**ENTRIES SUPPLIED:**
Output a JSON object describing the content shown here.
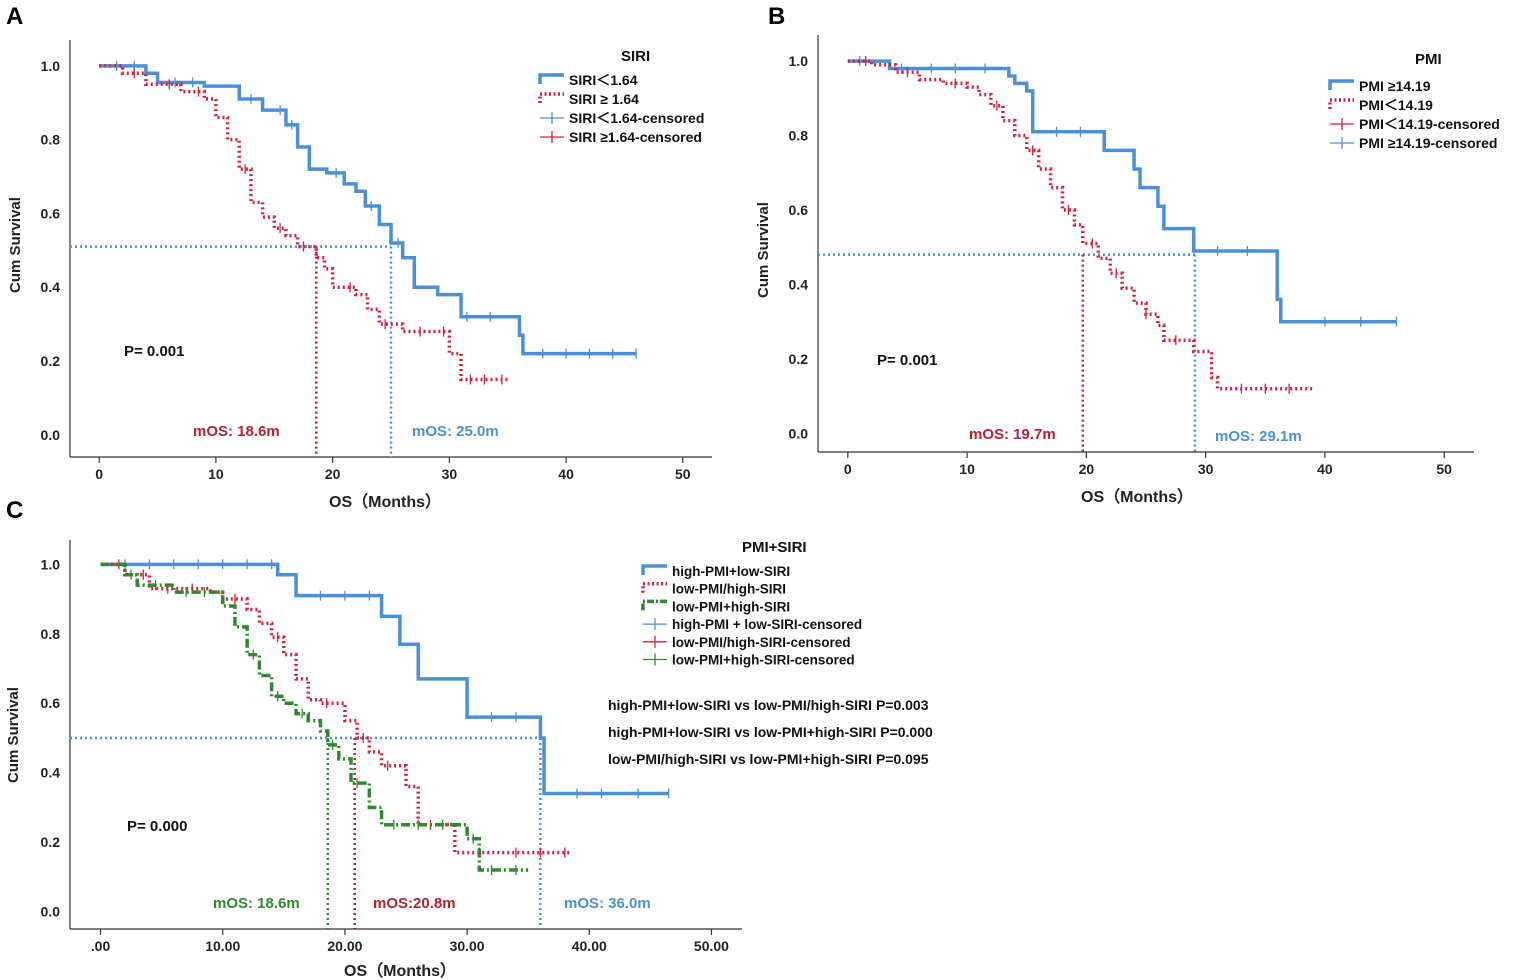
{
  "chart_data": [
    {
      "panel_label": "A",
      "type": "line",
      "subtype": "kaplan-meier",
      "xlabel": "OS（Months）",
      "ylabel": "Cum Survival",
      "xlim": [
        -2.5,
        52.5
      ],
      "ylim": [
        -0.06,
        1.07
      ],
      "xticks": [
        0,
        10,
        20,
        30,
        40,
        50
      ],
      "xtick_labels": [
        "0",
        "10",
        "20",
        "30",
        "40",
        "50"
      ],
      "yticks": [
        0.0,
        0.2,
        0.4,
        0.6,
        0.8,
        1.0
      ],
      "ytick_labels": [
        "0.0",
        "0.2",
        "0.4",
        "0.6",
        "0.8",
        "1.0"
      ],
      "legend_title": "SIRI",
      "legend": [
        {
          "label": "SIRI＜1.64",
          "color": "#4a90d9",
          "style": "solid",
          "kind": "line"
        },
        {
          "label": "SIRI ≥ 1.64",
          "color": "#d0223c",
          "style": "dotted",
          "kind": "line"
        },
        {
          "label": "SIRI＜1.64-censored",
          "color": "#4a90d9",
          "style": "solid",
          "kind": "cross"
        },
        {
          "label": "SIRI ≥1.64-censored",
          "color": "#d0223c",
          "style": "solid",
          "kind": "cross"
        }
      ],
      "p_value_text": "P= 0.001",
      "median_line": {
        "y": 0.51,
        "color": "#4a90d9"
      },
      "medians": [
        {
          "text": "mOS: 18.6m",
          "x": 18.6,
          "color": "#b5232f"
        },
        {
          "text": "mOS: 25.0m",
          "x": 25.0,
          "color": "#4a90d9"
        }
      ],
      "series": [
        {
          "name": "SIRI＜1.64",
          "color": "#4a90d9",
          "dash": "",
          "width": 3.5,
          "x": [
            0,
            4,
            5,
            9,
            12,
            14,
            16,
            17,
            18,
            19.5,
            21,
            22,
            22.8,
            24,
            25,
            26,
            27,
            29,
            31,
            36,
            36.3,
            46
          ],
          "y": [
            1.0,
            0.98,
            0.955,
            0.945,
            0.91,
            0.88,
            0.84,
            0.78,
            0.72,
            0.71,
            0.68,
            0.66,
            0.62,
            0.57,
            0.52,
            0.48,
            0.4,
            0.38,
            0.32,
            0.27,
            0.22,
            0.22
          ],
          "censor_x": [
            1.5,
            3,
            6.5,
            8,
            13,
            15.5,
            16.5,
            20.3,
            23.3,
            25.6,
            31.5,
            33.5,
            38,
            40,
            42,
            44,
            46
          ]
        },
        {
          "name": "SIRI ≥ 1.64",
          "color": "#d0223c",
          "dash": "2 3",
          "width": 3.5,
          "x": [
            0,
            2,
            4,
            7,
            9,
            10,
            11,
            12,
            13,
            14,
            15,
            16,
            17,
            18.6,
            19.3,
            20,
            22,
            23,
            24,
            26,
            30,
            31,
            35
          ],
          "y": [
            1.0,
            0.98,
            0.95,
            0.93,
            0.91,
            0.86,
            0.8,
            0.72,
            0.63,
            0.59,
            0.56,
            0.54,
            0.51,
            0.48,
            0.45,
            0.4,
            0.38,
            0.34,
            0.3,
            0.28,
            0.22,
            0.15,
            0.15
          ],
          "censor_x": [
            3,
            6,
            8.5,
            12.5,
            15.5,
            17.5,
            21.5,
            24.5,
            27.5,
            29.5,
            31.8,
            33,
            34.5
          ]
        }
      ]
    },
    {
      "panel_label": "B",
      "type": "line",
      "subtype": "kaplan-meier",
      "xlabel": "OS（Months）",
      "ylabel": "Cum Survival",
      "xlim": [
        -2.5,
        52.5
      ],
      "ylim": [
        -0.05,
        1.07
      ],
      "xticks": [
        0,
        10,
        20,
        30,
        40,
        50
      ],
      "xtick_labels": [
        "0",
        "10",
        "20",
        "30",
        "40",
        "50"
      ],
      "yticks": [
        0.0,
        0.2,
        0.4,
        0.6,
        0.8,
        1.0
      ],
      "ytick_labels": [
        "0.0",
        "0.2",
        "0.4",
        "0.6",
        "0.8",
        "1.0"
      ],
      "legend_title": "PMI",
      "legend": [
        {
          "label": "PMI ≥14.19",
          "color": "#4a90d9",
          "style": "solid",
          "kind": "line"
        },
        {
          "label": "PMI＜14.19",
          "color": "#d0223c",
          "style": "dotted",
          "kind": "line"
        },
        {
          "label": "PMI＜14.19-censored",
          "color": "#d0223c",
          "style": "solid",
          "kind": "cross"
        },
        {
          "label": "PMI ≥14.19-censored",
          "color": "#4a90d9",
          "style": "solid",
          "kind": "cross"
        }
      ],
      "p_value_text": "P= 0.001",
      "median_line": {
        "y": 0.48,
        "color": "#4a90d9"
      },
      "medians": [
        {
          "text": "mOS: 19.7m",
          "x": 19.7,
          "color": "#b5232f"
        },
        {
          "text": "mOS: 29.1m",
          "x": 29.1,
          "color": "#4a90d9"
        }
      ],
      "series": [
        {
          "name": "PMI ≥14.19",
          "color": "#4a90d9",
          "dash": "",
          "width": 3.5,
          "x": [
            0,
            3.5,
            13.5,
            14,
            15,
            15.5,
            21.5,
            24,
            24.5,
            26,
            26.5,
            29,
            36,
            36.3,
            46
          ],
          "y": [
            1.0,
            0.98,
            0.96,
            0.94,
            0.92,
            0.81,
            0.76,
            0.71,
            0.66,
            0.61,
            0.55,
            0.49,
            0.36,
            0.3,
            0.3
          ],
          "censor_x": [
            1,
            4.5,
            7,
            9,
            11.5,
            17.5,
            19.5,
            31,
            33.5,
            40,
            43,
            46
          ]
        },
        {
          "name": "PMI＜14.19",
          "color": "#d0223c",
          "dash": "2 3",
          "width": 3.5,
          "x": [
            0,
            2,
            4,
            6,
            8,
            10,
            11,
            12,
            13,
            14,
            15,
            16,
            17,
            18,
            19,
            19.7,
            21,
            22,
            23,
            24,
            25,
            26,
            26.5,
            29,
            30.5,
            31,
            39
          ],
          "y": [
            1.0,
            0.99,
            0.97,
            0.95,
            0.94,
            0.93,
            0.91,
            0.88,
            0.84,
            0.8,
            0.76,
            0.71,
            0.66,
            0.6,
            0.56,
            0.51,
            0.47,
            0.43,
            0.39,
            0.35,
            0.32,
            0.29,
            0.25,
            0.22,
            0.15,
            0.12,
            0.12
          ],
          "censor_x": [
            1.5,
            5,
            9,
            12.5,
            15.5,
            18.5,
            20.5,
            22.5,
            25,
            27.5,
            33,
            35,
            37
          ]
        }
      ]
    },
    {
      "panel_label": "C",
      "type": "line",
      "subtype": "kaplan-meier",
      "xlabel": "OS（Months）",
      "ylabel": "Cum Survival",
      "xlim": [
        -2.5,
        52.5
      ],
      "ylim": [
        -0.05,
        1.07
      ],
      "xticks": [
        0,
        10,
        20,
        30,
        40,
        50
      ],
      "xtick_labels": [
        ".00",
        "10.00",
        "20.00",
        "30.00",
        "40.00",
        "50.00"
      ],
      "yticks": [
        0.0,
        0.2,
        0.4,
        0.6,
        0.8,
        1.0
      ],
      "ytick_labels": [
        "0.0",
        "0.2",
        "0.4",
        "0.6",
        "0.8",
        "1.0"
      ],
      "legend_title": "PMI+SIRI",
      "legend": [
        {
          "label": "high-PMI+low-SIRI",
          "color": "#4a90d9",
          "style": "solid",
          "kind": "line"
        },
        {
          "label": "low-PMI/high-SIRI",
          "color": "#d0223c",
          "style": "dotted",
          "kind": "line"
        },
        {
          "label": "low-PMI+high-SIRI",
          "color": "#2f8a2f",
          "style": "dashdot",
          "kind": "line"
        },
        {
          "label": "high-PMI + low-SIRI-censored",
          "color": "#4a90d9",
          "style": "solid",
          "kind": "cross"
        },
        {
          "label": "low-PMI/high-SIRI-censored",
          "color": "#d0223c",
          "style": "solid",
          "kind": "cross"
        },
        {
          "label": "low-PMI+high-SIRI-censored",
          "color": "#2f8a2f",
          "style": "solid",
          "kind": "cross"
        }
      ],
      "comparisons": [
        "high-PMI+low-SIRI vs low-PMI/high-SIRI  P=0.003",
        "high-PMI+low-SIRI vs low-PMI+high-SIRI  P=0.000",
        "low-PMI/high-SIRI vs low-PMI+high-SIRI  P=0.095"
      ],
      "p_value_text": "P= 0.000",
      "median_line": {
        "y": 0.5,
        "color": "#4a90d9"
      },
      "medians": [
        {
          "text": "mOS: 18.6m",
          "x": 18.6,
          "color": "#2f8a2f"
        },
        {
          "text": "mOS:20.8m",
          "x": 20.8,
          "color": "#b5232f"
        },
        {
          "text": "mOS: 36.0m",
          "x": 36.0,
          "color": "#4a90d9"
        }
      ],
      "series": [
        {
          "name": "high-PMI+low-SIRI",
          "color": "#4a90d9",
          "dash": "",
          "width": 3.5,
          "x": [
            0,
            14.5,
            16,
            23,
            24.5,
            26,
            30,
            36,
            36.3,
            46.5
          ],
          "y": [
            1.0,
            0.97,
            0.91,
            0.85,
            0.77,
            0.67,
            0.56,
            0.5,
            0.34,
            0.34
          ],
          "censor_x": [
            2,
            4,
            6,
            8,
            10,
            12,
            14,
            18,
            20,
            22,
            32,
            34,
            39,
            41,
            44,
            46.5
          ]
        },
        {
          "name": "low-PMI/high-SIRI",
          "color": "#d0223c",
          "dash": "2 3",
          "width": 3.5,
          "x": [
            0,
            2,
            4,
            9,
            10,
            12,
            13,
            14,
            15,
            16,
            17,
            18,
            20,
            21,
            22,
            23,
            25,
            26,
            29,
            33,
            38.5
          ],
          "y": [
            1.0,
            0.97,
            0.93,
            0.92,
            0.9,
            0.87,
            0.83,
            0.79,
            0.74,
            0.67,
            0.61,
            0.6,
            0.55,
            0.5,
            0.46,
            0.42,
            0.36,
            0.25,
            0.17,
            0.17,
            0.17
          ],
          "censor_x": [
            1.5,
            3.5,
            5.5,
            7.5,
            11,
            14.5,
            18.5,
            21.5,
            23.5,
            27,
            31,
            34,
            36,
            38
          ]
        },
        {
          "name": "low-PMI+high-SIRI",
          "color": "#2f8a2f",
          "dash": "9 3 2 3",
          "width": 3.5,
          "x": [
            0,
            2,
            3,
            6,
            10,
            11,
            12,
            13,
            14,
            15,
            16,
            17,
            18,
            18.6,
            19.5,
            20.5,
            22,
            23,
            30,
            31,
            35
          ],
          "y": [
            1.0,
            0.97,
            0.94,
            0.92,
            0.88,
            0.82,
            0.74,
            0.68,
            0.62,
            0.6,
            0.57,
            0.55,
            0.52,
            0.48,
            0.44,
            0.37,
            0.3,
            0.25,
            0.21,
            0.12,
            0.12
          ],
          "censor_x": [
            2.5,
            4.5,
            7,
            8.5,
            12.5,
            14.5,
            16.5,
            19,
            21,
            24,
            26,
            28,
            30.5,
            32,
            34
          ]
        }
      ]
    }
  ]
}
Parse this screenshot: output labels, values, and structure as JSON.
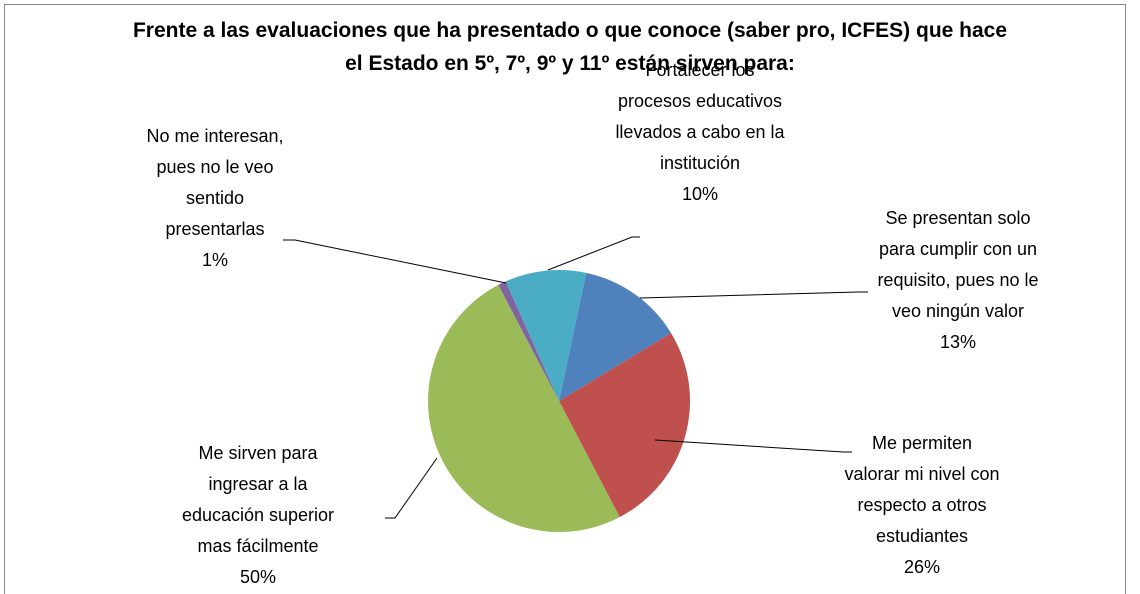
{
  "chart_data": {
    "type": "pie",
    "title": "Frente a las evaluaciones que ha presentado o que conoce (saber pro, ICFES) que hace el Estado en 5º, 7º, 9º y 11º están sirven para:",
    "categories": [
      "Se presentan solo para cumplir con un requisito, pues no le veo ningún valor",
      "Me permiten valorar  mi nivel con respecto a otros estudiantes",
      "Me sirven para ingresar a la educación superior mas fácilmente",
      "No me interesan, pues no le veo sentido presentarlas",
      "Fortalecer los procesos educativos llevados a cabo en la institución"
    ],
    "values": [
      13,
      26,
      50,
      1,
      10
    ],
    "value_labels": [
      "13%",
      "26%",
      "50%",
      "1%",
      "10%"
    ],
    "colors": [
      "#4f81bd",
      "#c0504d",
      "#9bbb59",
      "#8064a2",
      "#4bacc6"
    ]
  }
}
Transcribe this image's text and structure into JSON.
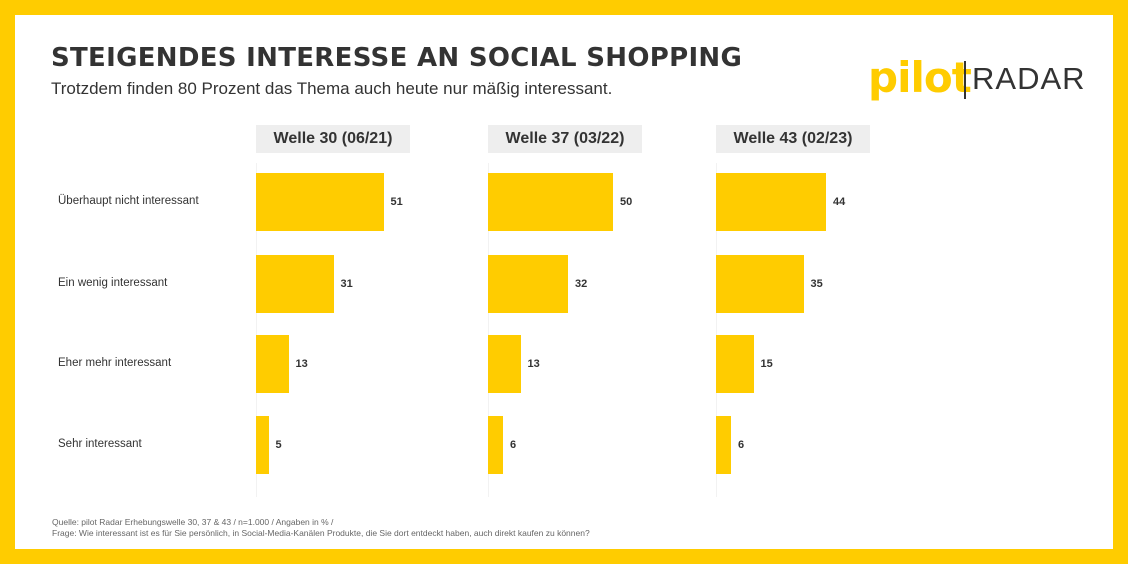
{
  "title": "STEIGENDES INTERESSE AN SOCIAL SHOPPING",
  "subtitle": "Trotzdem finden 80 Prozent das Thema auch heute nur mäßig interessant.",
  "logo": {
    "pilot": "pilot",
    "radar": "RADAR"
  },
  "colors": {
    "accent": "#FFCC00",
    "text": "#333333",
    "header_bg": "#EEEEEE"
  },
  "chart_data": {
    "type": "bar",
    "orientation": "horizontal",
    "categories": [
      "Überhaupt nicht interessant",
      "Ein wenig interessant",
      "Eher mehr interessant",
      "Sehr interessant"
    ],
    "series": [
      {
        "name": "Welle 30 (06/21)",
        "values": [
          51,
          31,
          13,
          5
        ]
      },
      {
        "name": "Welle 37 (03/22)",
        "values": [
          50,
          32,
          13,
          6
        ]
      },
      {
        "name": "Welle 43 (02/23)",
        "values": [
          44,
          35,
          15,
          6
        ]
      }
    ],
    "xlim": [
      0,
      100
    ]
  },
  "footer": {
    "source": "Quelle: pilot Radar Erhebungswelle 30, 37 & 43 / n=1.000 / Angaben in % /",
    "question": "Frage: Wie interessant ist es für Sie persönlich, in Social-Media-Kanälen Produkte, die Sie dort entdeckt haben, auch direkt kaufen zu können?"
  }
}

**YOUR OBJECTIVE:** Copy out every line in the entries above that holds "name".

**FULL RESPONSE:**
          "name": "SIRI＜1.64",
          "name": "SIRI ≥ 1.64",
          "name": "PMI ≥14.19",
          "name": "PMI＜14.19",
          "name": "high-PMI+low-SIRI",
          "name": "low-PMI/high-SIRI",
          "name": "low-PMI+high-SIRI",
        "name": "Welle 30 (06/21)",
        "name": "Welle 37 (03/22)",
        "name": "Welle 43 (02/23)",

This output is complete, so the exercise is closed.